REQUEST:
In the records that follow, show each line where the word "Operation" is present.

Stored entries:
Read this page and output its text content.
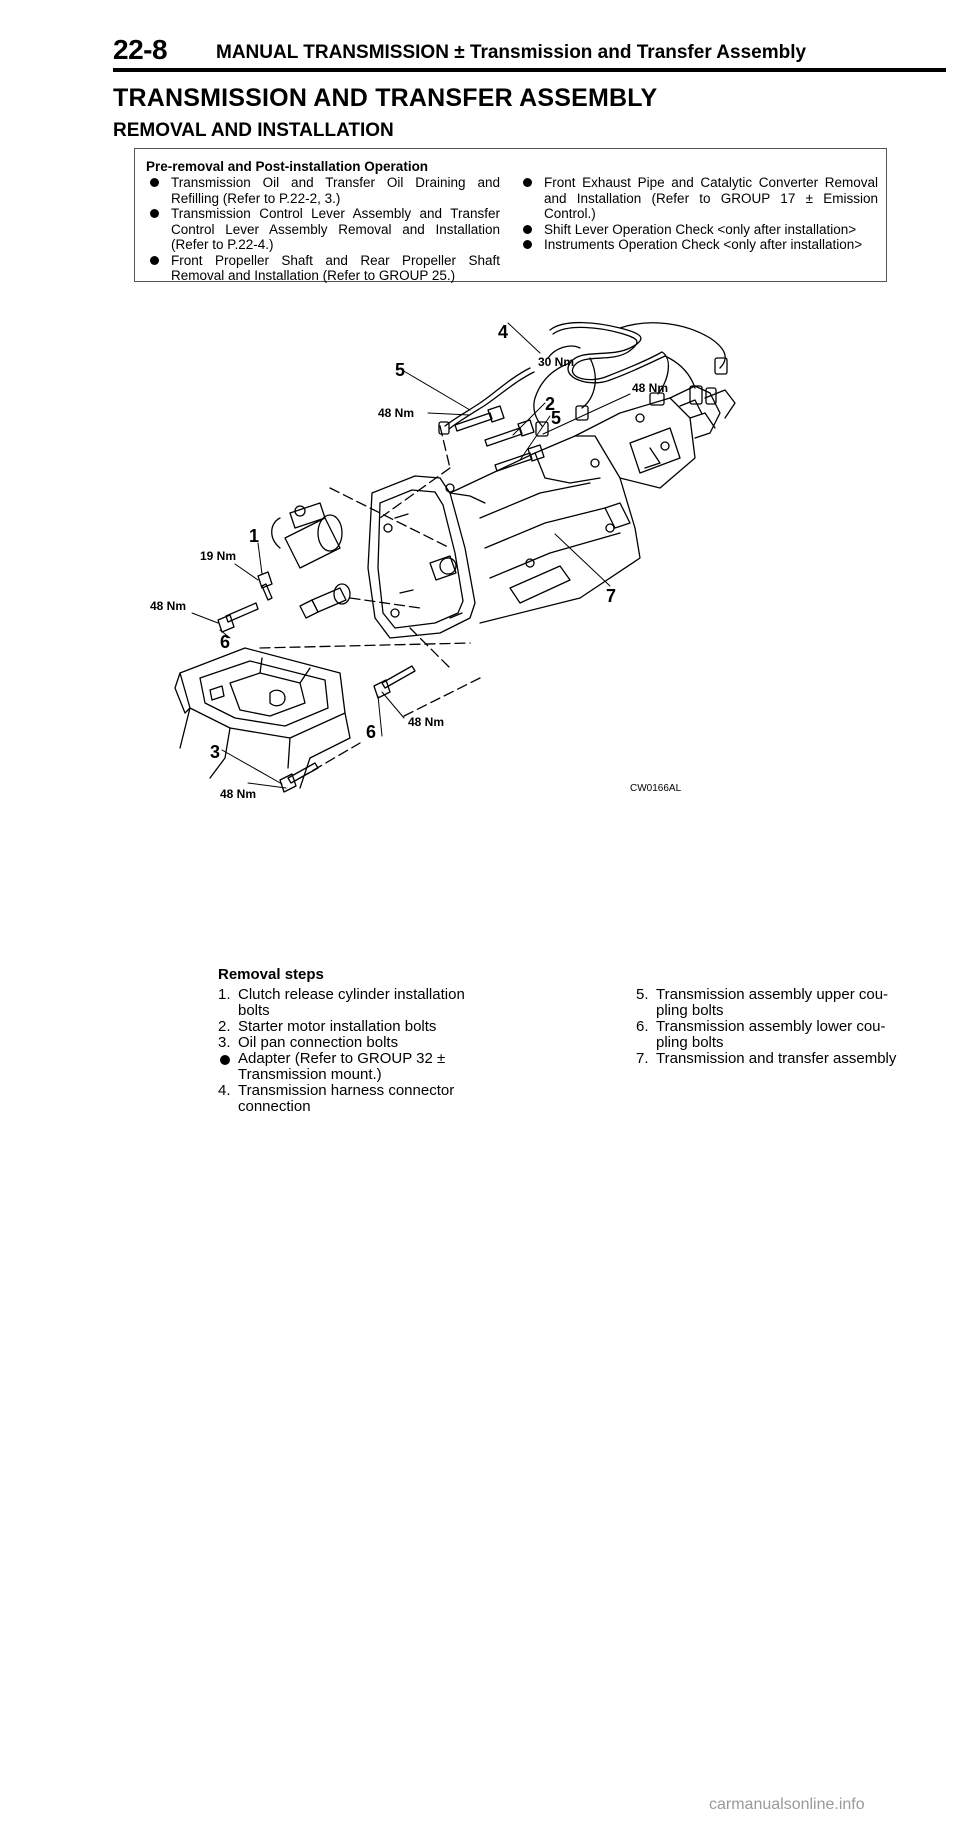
22-8	MANUAL TRANSMISSION ± Transmission and Transfer Assembly
TRANSMISSION AND TRANSFER ASSEMBLY
REMOVAL AND INSTALLATION
Pre-removal and Post-installation Operation

Transmission Oil and Transfer Oil Draining and Refilling (Refer to P.22-2, 3.)

Transmission Control Lever Assembly and Transfer Control Lever Assembly Removal and Installation (Refer to P.22-4.)

Front Propeller Shaft and Rear Propeller Shaft Removal and Installation (Refer to GROUP 25.)

Front Exhaust Pipe and Catalytic Converter Removal and Installation (Refer to GROUP 17 ± Emission Control.)

Shift Lever Operation Check <only after installation>

Instruments Operation Check <only after installation>

4
5
2
5
1
6
7
6
3
30 Nm
48 Nm
48 Nm
19 Nm
48 Nm
48 Nm
48 Nm	CW0166AL
Removal steps

1. Clutch release cylinder installation
bolts

2. Starter motor installation bolts

3. Oil pan connection bolts

Adapter (Refer to GROUP 32 ±
Transmission mount.)

4. Transmission harness connector
connection

5. Transmission assembly upper cou-
pling bolts

6. Transmission assembly lower cou-
pling bolts

7. Transmission and transfer assembly

carmanualsonline.info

EXERCISE RESPONSE:
Pre-removal and Post-installation Operation
Shift Lever Operation Check <only after installation>
Instruments Operation Check <only after installation>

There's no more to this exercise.